**TASK DESCRIPTION**
Output all of the data below exactly as given.

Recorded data

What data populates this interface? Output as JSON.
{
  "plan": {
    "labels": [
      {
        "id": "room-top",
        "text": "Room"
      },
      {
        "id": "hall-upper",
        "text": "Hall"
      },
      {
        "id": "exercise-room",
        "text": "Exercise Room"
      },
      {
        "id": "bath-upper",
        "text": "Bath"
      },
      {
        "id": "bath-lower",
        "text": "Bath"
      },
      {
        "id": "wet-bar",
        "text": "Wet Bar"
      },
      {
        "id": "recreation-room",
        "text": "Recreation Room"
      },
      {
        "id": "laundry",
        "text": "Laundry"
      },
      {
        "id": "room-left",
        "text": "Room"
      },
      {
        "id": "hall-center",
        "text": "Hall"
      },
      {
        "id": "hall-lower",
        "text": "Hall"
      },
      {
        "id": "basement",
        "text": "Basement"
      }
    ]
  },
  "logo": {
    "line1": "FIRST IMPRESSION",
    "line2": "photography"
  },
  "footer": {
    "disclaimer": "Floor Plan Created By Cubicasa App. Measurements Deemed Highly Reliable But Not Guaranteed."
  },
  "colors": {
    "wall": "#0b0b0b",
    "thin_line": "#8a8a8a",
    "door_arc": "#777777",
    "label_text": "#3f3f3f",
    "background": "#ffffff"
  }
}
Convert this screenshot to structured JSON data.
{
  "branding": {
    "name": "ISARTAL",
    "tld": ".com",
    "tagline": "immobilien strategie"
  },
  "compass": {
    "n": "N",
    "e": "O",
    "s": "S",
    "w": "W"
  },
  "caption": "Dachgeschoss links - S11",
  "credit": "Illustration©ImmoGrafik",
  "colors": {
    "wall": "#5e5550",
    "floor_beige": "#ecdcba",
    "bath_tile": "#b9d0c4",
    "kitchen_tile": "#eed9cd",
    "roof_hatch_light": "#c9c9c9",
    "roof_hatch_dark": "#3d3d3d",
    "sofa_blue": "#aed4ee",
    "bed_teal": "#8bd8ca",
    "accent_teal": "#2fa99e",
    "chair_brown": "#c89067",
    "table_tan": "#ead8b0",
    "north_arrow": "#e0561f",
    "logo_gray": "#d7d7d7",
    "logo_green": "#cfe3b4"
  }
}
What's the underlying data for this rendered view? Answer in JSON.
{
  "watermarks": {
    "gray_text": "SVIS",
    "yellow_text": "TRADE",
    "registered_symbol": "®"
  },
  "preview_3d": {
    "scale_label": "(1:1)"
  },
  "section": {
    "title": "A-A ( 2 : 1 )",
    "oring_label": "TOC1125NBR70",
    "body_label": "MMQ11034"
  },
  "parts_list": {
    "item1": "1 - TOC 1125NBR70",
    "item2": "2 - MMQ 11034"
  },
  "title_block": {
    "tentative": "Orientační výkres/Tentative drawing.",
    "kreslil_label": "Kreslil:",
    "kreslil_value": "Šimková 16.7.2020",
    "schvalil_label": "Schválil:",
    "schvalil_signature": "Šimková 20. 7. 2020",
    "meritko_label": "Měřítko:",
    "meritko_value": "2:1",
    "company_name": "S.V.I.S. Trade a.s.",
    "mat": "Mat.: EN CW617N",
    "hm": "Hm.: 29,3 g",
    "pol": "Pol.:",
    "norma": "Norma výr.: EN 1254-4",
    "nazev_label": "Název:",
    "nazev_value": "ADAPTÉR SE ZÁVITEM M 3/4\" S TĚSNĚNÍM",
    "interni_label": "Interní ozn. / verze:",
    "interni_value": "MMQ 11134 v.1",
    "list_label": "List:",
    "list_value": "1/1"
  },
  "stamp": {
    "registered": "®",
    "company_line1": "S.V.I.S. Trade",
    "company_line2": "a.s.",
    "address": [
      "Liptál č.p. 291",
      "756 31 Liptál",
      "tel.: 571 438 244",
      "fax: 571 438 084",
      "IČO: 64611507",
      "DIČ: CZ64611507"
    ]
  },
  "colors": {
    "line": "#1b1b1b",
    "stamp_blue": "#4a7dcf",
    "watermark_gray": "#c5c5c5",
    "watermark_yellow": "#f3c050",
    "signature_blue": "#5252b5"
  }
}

**ANSWER**
What data populates this interface? Output as JSON.
{
  "plan": {
    "labels": [
      {
        "id": "room-top",
        "text": "Room"
      },
      {
        "id": "hall-upper",
        "text": "Hall"
      },
      {
        "id": "exercise-room",
        "text": "Exercise Room"
      },
      {
        "id": "bath-upper",
        "text": "Bath"
      },
      {
        "id": "bath-lower",
        "text": "Bath"
      },
      {
        "id": "wet-bar",
        "text": "Wet Bar"
      },
      {
        "id": "recreation-room",
        "text": "Recreation Room"
      },
      {
        "id": "laundry",
        "text": "Laundry"
      },
      {
        "id": "room-left",
        "text": "Room"
      },
      {
        "id": "hall-center",
        "text": "Hall"
      },
      {
        "id": "hall-lower",
        "text": "Hall"
      },
      {
        "id": "basement",
        "text": "Basement"
      }
    ]
  },
  "logo": {
    "line1": "FIRST IMPRESSION",
    "line2": "photography"
  },
  "footer": {
    "disclaimer": "Floor Plan Created By Cubicasa App. Measurements Deemed Highly Reliable But Not Guaranteed."
  },
  "colors": {
    "wall": "#0b0b0b",
    "thin_line": "#8a8a8a",
    "door_arc": "#777777",
    "label_text": "#3f3f3f",
    "background": "#ffffff"
  }
}
Convert this screenshot to structured JSON data.
{
  "branding": {
    "name": "ISARTAL",
    "tld": ".com",
    "tagline": "immobilien strategie"
  },
  "compass": {
    "n": "N",
    "e": "O",
    "s": "S",
    "w": "W"
  },
  "caption": "Dachgeschoss links - S11",
  "credit": "Illustration©ImmoGrafik",
  "colors": {
    "wall": "#5e5550",
    "floor_beige": "#ecdcba",
    "bath_tile": "#b9d0c4",
    "kitchen_tile": "#eed9cd",
    "roof_hatch_light": "#c9c9c9",
    "roof_hatch_dark": "#3d3d3d",
    "sofa_blue": "#aed4ee",
    "bed_teal": "#8bd8ca",
    "accent_teal": "#2fa99e",
    "chair_brown": "#c89067",
    "table_tan": "#ead8b0",
    "north_arrow": "#e0561f",
    "logo_gray": "#d7d7d7",
    "logo_green": "#cfe3b4"
  }
}
What's the underlying data for this rendered view? Answer in JSON.
{
  "watermarks": {
    "gray_text": "SVIS",
    "yellow_text": "TRADE",
    "registered_symbol": "®"
  },
  "preview_3d": {
    "scale_label": "(1:1)"
  },
  "section": {
    "title": "A-A ( 2 : 1 )",
    "oring_label": "TOC1125NBR70",
    "body_label": "MMQ11034"
  },
  "parts_list": {
    "item1": "1 - TOC 1125NBR70",
    "item2": "2 - MMQ 11034"
  },
  "title_block": {
    "tentative": "Orientační výkres/Tentative drawing.",
    "kreslil_label": "Kreslil:",
    "kreslil_value": "Šimková 16.7.2020",
    "schvalil_label": "Schválil:",
    "schvalil_signature": "Šimková 20. 7. 2020",
    "meritko_label": "Měřítko:",
    "meritko_value": "2:1",
    "company_name": "S.V.I.S. Trade a.s.",
    "mat": "Mat.: EN CW617N",
    "hm": "Hm.: 29,3 g",
    "pol": "Pol.:",
    "norma": "Norma výr.: EN 1254-4",
    "nazev_label": "Název:",
    "nazev_value": "ADAPTÉR SE ZÁVITEM M 3/4\" S TĚSNĚNÍM",
    "interni_label": "Interní ozn. / verze:",
    "interni_value": "MMQ 11134 v.1",
    "list_label": "List:",
    "list_value": "1/1"
  },
  "stamp": {
    "registered": "®",
    "company_line1": "S.V.I.S. Trade",
    "company_line2": "a.s.",
    "address": [
      "Liptál č.p. 291",
      "756 31 Liptál",
      "tel.: 571 438 244",
      "fax: 571 438 084",
      "IČO: 64611507",
      "DIČ: CZ64611507"
    ]
  },
  "colors": {
    "line": "#1b1b1b",
    "stamp_blue": "#4a7dcf",
    "watermark_gray": "#c5c5c5",
    "watermark_yellow": "#f3c050",
    "signature_blue": "#5252b5"
  }
}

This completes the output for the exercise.